■ Problem details
Every record that follows should be printed verbatim.

■ Stored entries

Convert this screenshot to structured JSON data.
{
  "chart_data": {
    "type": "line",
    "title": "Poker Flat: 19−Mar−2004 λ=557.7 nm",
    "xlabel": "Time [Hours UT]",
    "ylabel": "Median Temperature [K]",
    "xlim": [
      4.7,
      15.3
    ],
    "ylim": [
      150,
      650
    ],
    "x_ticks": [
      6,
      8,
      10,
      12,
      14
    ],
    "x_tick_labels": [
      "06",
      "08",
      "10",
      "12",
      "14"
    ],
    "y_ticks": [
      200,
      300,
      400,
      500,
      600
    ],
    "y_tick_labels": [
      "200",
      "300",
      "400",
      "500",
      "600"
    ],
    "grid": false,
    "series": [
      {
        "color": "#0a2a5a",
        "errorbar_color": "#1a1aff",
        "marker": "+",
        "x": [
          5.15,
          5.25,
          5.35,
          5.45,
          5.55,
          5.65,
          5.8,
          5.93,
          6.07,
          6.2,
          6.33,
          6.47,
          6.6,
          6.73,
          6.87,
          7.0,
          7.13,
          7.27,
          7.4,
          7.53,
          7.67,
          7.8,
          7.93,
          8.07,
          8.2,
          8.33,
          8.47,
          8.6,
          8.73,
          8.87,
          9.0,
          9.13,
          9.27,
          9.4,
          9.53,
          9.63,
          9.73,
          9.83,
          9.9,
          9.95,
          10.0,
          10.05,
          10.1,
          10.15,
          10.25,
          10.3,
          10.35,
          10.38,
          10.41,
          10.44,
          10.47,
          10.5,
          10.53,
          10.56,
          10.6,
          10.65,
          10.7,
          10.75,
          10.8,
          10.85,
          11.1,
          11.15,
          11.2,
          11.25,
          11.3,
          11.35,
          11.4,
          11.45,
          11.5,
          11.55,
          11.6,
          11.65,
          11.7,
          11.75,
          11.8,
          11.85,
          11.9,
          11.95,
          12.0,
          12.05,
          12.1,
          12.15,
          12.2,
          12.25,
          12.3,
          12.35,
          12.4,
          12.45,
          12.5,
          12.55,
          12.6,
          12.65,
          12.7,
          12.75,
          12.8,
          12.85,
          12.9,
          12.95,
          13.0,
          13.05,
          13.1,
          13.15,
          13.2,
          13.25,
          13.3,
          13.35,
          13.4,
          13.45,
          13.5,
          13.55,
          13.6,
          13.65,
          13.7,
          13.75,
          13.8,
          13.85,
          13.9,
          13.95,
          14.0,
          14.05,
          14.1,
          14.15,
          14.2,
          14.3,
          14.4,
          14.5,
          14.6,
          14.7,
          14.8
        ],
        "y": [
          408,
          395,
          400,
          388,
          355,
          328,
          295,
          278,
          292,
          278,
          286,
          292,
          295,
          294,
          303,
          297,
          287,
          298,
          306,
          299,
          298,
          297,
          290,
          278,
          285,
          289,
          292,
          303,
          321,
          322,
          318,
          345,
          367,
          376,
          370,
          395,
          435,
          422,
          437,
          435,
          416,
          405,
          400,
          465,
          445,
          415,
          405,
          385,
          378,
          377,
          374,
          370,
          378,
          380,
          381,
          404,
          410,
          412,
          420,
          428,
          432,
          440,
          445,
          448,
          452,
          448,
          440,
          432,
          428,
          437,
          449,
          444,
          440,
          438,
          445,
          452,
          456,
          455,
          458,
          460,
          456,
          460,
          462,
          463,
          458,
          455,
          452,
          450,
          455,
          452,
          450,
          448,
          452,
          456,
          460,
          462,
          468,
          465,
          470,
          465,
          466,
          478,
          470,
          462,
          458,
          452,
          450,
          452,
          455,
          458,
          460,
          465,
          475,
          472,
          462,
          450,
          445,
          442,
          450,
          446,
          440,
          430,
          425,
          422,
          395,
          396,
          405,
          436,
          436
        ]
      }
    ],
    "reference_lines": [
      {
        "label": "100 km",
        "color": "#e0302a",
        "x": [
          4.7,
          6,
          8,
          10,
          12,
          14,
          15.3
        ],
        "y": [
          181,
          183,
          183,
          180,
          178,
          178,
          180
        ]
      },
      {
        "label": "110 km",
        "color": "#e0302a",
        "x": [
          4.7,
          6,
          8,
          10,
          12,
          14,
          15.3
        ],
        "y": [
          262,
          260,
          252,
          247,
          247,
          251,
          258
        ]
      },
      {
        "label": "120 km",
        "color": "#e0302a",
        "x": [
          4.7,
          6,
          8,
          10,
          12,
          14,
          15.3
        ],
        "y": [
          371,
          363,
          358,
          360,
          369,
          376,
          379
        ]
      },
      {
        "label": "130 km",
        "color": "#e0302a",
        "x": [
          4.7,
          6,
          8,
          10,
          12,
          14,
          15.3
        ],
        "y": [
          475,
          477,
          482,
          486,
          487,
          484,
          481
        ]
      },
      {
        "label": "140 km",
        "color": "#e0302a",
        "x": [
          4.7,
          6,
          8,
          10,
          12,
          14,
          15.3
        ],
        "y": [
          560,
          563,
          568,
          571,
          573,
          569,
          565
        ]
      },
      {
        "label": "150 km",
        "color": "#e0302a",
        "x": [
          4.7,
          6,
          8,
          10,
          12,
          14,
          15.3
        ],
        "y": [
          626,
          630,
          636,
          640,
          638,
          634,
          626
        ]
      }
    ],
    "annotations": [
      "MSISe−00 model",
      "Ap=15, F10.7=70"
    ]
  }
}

■ Result below
Convert this screenshot to structured JSON data.
{
  "chart_data": {
    "type": "line",
    "title": "Poker Flat: 19−Mar−2004 λ=557.7 nm",
    "xlabel": "Time [Hours UT]",
    "ylabel": "Median Temperature [K]",
    "xlim": [
      4.7,
      15.3
    ],
    "ylim": [
      150,
      650
    ],
    "x_ticks": [
      6,
      8,
      10,
      12,
      14
    ],
    "x_tick_labels": [
      "06",
      "08",
      "10",
      "12",
      "14"
    ],
    "y_ticks": [
      200,
      300,
      400,
      500,
      600
    ],
    "y_tick_labels": [
      "200",
      "300",
      "400",
      "500",
      "600"
    ],
    "grid": false,
    "series": [
      {
        "color": "#0a2a5a",
        "errorbar_color": "#1a1aff",
        "marker": "+",
        "x": [
          5.15,
          5.25,
          5.35,
          5.45,
          5.55,
          5.65,
          5.8,
          5.93,
          6.07,
          6.2,
          6.33,
          6.47,
          6.6,
          6.73,
          6.87,
          7.0,
          7.13,
          7.27,
          7.4,
          7.53,
          7.67,
          7.8,
          7.93,
          8.07,
          8.2,
          8.33,
          8.47,
          8.6,
          8.73,
          8.87,
          9.0,
          9.13,
          9.27,
          9.4,
          9.53,
          9.63,
          9.73,
          9.83,
          9.9,
          9.95,
          10.0,
          10.05,
          10.1,
          10.15,
          10.25,
          10.3,
          10.35,
          10.38,
          10.41,
          10.44,
          10.47,
          10.5,
          10.53,
          10.56,
          10.6,
          10.65,
          10.7,
          10.75,
          10.8,
          10.85,
          11.1,
          11.15,
          11.2,
          11.25,
          11.3,
          11.35,
          11.4,
          11.45,
          11.5,
          11.55,
          11.6,
          11.65,
          11.7,
          11.75,
          11.8,
          11.85,
          11.9,
          11.95,
          12.0,
          12.05,
          12.1,
          12.15,
          12.2,
          12.25,
          12.3,
          12.35,
          12.4,
          12.45,
          12.5,
          12.55,
          12.6,
          12.65,
          12.7,
          12.75,
          12.8,
          12.85,
          12.9,
          12.95,
          13.0,
          13.05,
          13.1,
          13.15,
          13.2,
          13.25,
          13.3,
          13.35,
          13.4,
          13.45,
          13.5,
          13.55,
          13.6,
          13.65,
          13.7,
          13.75,
          13.8,
          13.85,
          13.9,
          13.95,
          14.0,
          14.05,
          14.1,
          14.15,
          14.2,
          14.3,
          14.4,
          14.5,
          14.6,
          14.7,
          14.8
        ],
        "y": [
          408,
          395,
          400,
          388,
          355,
          328,
          295,
          278,
          292,
          278,
          286,
          292,
          295,
          294,
          303,
          297,
          287,
          298,
          306,
          299,
          298,
          297,
          290,
          278,
          285,
          289,
          292,
          303,
          321,
          322,
          318,
          345,
          367,
          376,
          370,
          395,
          435,
          422,
          437,
          435,
          416,
          405,
          400,
          465,
          445,
          415,
          405,
          385,
          378,
          377,
          374,
          370,
          378,
          380,
          381,
          404,
          410,
          412,
          420,
          428,
          432,
          440,
          445,
          448,
          452,
          448,
          440,
          432,
          428,
          437,
          449,
          444,
          440,
          438,
          445,
          452,
          456,
          455,
          458,
          460,
          456,
          460,
          462,
          463,
          458,
          455,
          452,
          450,
          455,
          452,
          450,
          448,
          452,
          456,
          460,
          462,
          468,
          465,
          470,
          465,
          466,
          478,
          470,
          462,
          458,
          452,
          450,
          452,
          455,
          458,
          460,
          465,
          475,
          472,
          462,
          450,
          445,
          442,
          450,
          446,
          440,
          430,
          425,
          422,
          395,
          396,
          405,
          436,
          436
        ]
      }
    ],
    "reference_lines": [
      {
        "label": "100 km",
        "color": "#e0302a",
        "x": [
          4.7,
          6,
          8,
          10,
          12,
          14,
          15.3
        ],
        "y": [
          181,
          183,
          183,
          180,
          178,
          178,
          180
        ]
      },
      {
        "label": "110 km",
        "color": "#e0302a",
        "x": [
          4.7,
          6,
          8,
          10,
          12,
          14,
          15.3
        ],
        "y": [
          262,
          260,
          252,
          247,
          247,
          251,
          258
        ]
      },
      {
        "label": "120 km",
        "color": "#e0302a",
        "x": [
          4.7,
          6,
          8,
          10,
          12,
          14,
          15.3
        ],
        "y": [
          371,
          363,
          358,
          360,
          369,
          376,
          379
        ]
      },
      {
        "label": "130 km",
        "color": "#e0302a",
        "x": [
          4.7,
          6,
          8,
          10,
          12,
          14,
          15.3
        ],
        "y": [
          475,
          477,
          482,
          486,
          487,
          484,
          481
        ]
      },
      {
        "label": "140 km",
        "color": "#e0302a",
        "x": [
          4.7,
          6,
          8,
          10,
          12,
          14,
          15.3
        ],
        "y": [
          560,
          563,
          568,
          571,
          573,
          569,
          565
        ]
      },
      {
        "label": "150 km",
        "color": "#e0302a",
        "x": [
          4.7,
          6,
          8,
          10,
          12,
          14,
          15.3
        ],
        "y": [
          626,
          630,
          636,
          640,
          638,
          634,
          626
        ]
      }
    ],
    "annotations": [
      "MSISe−00 model",
      "Ap=15, F10.7=70"
    ]
  }
}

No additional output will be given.